- Record excerpts -
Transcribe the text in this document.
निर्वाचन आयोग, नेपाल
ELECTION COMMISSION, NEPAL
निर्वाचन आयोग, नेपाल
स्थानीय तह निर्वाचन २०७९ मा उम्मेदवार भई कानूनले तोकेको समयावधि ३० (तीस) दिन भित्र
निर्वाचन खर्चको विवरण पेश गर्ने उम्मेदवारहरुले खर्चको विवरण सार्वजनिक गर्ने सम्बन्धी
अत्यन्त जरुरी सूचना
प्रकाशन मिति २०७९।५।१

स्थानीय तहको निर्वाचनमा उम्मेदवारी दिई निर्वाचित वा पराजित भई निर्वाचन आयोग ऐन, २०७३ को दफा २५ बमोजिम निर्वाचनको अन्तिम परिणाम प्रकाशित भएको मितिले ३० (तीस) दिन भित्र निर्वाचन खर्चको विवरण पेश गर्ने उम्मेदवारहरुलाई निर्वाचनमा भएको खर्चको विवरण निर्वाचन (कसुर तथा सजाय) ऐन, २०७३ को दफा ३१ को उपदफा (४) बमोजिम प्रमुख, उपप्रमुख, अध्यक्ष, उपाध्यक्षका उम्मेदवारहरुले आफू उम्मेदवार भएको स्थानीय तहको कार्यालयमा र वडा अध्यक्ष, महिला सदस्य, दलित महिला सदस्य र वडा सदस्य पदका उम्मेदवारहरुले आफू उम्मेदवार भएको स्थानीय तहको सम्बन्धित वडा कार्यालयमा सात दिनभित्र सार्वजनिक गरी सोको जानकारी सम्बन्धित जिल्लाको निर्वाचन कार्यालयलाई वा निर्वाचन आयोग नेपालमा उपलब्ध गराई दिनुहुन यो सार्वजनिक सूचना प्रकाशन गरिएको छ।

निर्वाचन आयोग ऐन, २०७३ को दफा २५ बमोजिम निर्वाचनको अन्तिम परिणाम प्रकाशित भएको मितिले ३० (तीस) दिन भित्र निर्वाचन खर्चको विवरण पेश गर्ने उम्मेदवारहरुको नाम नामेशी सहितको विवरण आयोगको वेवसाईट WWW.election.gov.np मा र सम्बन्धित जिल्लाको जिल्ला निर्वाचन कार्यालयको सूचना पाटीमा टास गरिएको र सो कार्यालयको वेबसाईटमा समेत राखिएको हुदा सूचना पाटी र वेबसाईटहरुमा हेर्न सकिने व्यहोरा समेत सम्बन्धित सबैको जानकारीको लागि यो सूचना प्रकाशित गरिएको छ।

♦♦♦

- What needs to be done -
Retype every entry word for word.

- The solution -
Transcribe the text in this document.
निर्वाचन आयोग, नेपाल
ELECTION COMMISSION, NEPAL
निर्वाचन आयोग, नेपाल
स्थानीय तह निर्वाचन २०७९ मा उम्मेदवार भई कानूनले तोकेको समयावधि ३० (तीस) दिन भित्र
निर्वाचन खर्चको विवरण पेश गर्ने उम्मेदवारहरुले खर्चको विवरण सार्वजनिक गर्ने सम्बन्धी
अत्यन्त जरुरी सूचना
प्रकाशन मिति २०७९।५।१

स्थानीय तहको निर्वाचनमा उम्मेदवारी दिई निर्वाचित वा पराजित भई निर्वाचन आयोग ऐन, २०७३ को दफा २५ बमोजिम निर्वाचनको अन्तिम परिणाम प्रकाशित भएको मितिले ३० (तीस) दिन भित्र निर्वाचन खर्चको विवरण पेश गर्ने उम्मेदवारहरुलाई निर्वाचनमा भएको खर्चको विवरण निर्वाचन (कसुर तथा सजाय) ऐन, २०७३ को दफा ३१ को उपदफा (४) बमोजिम प्रमुख, उपप्रमुख, अध्यक्ष, उपाध्यक्षका उम्मेदवारहरुले आफू उम्मेदवार भएको स्थानीय तहको कार्यालयमा र वडा अध्यक्ष, महिला सदस्य, दलित महिला सदस्य र वडा सदस्य पदका उम्मेदवारहरुले आफू उम्मेदवार भएको स्थानीय तहको सम्बन्धित वडा कार्यालयमा सात दिनभित्र सार्वजनिक गरी सोको जानकारी सम्बन्धित जिल्लाको निर्वाचन कार्यालयलाई वा निर्वाचन आयोग नेपालमा उपलब्ध गराई दिनुहुन यो सार्वजनिक सूचना प्रकाशन गरिएको छ।

निर्वाचन आयोग ऐन, २०७३ को दफा २५ बमोजिम निर्वाचनको अन्तिम परिणाम प्रकाशित भएको मितिले ३० (तीस) दिन भित्र निर्वाचन खर्चको विवरण पेश गर्ने उम्मेदवारहरुको नाम नामेशी सहितको विवरण आयोगको वेवसाईट WWW.election.gov.np मा र सम्बन्धित जिल्लाको जिल्ला निर्वाचन कार्यालयको सूचना पाटीमा टास गरिएको र सो कार्यालयको वेबसाईटमा समेत राखिएको हुदा सूचना पाटी र वेबसाईटहरुमा हेर्न सकिने व्यहोरा समेत सम्बन्धित सबैको जानकारीको लागि यो सूचना प्रकाशित गरिएको छ।

♦♦♦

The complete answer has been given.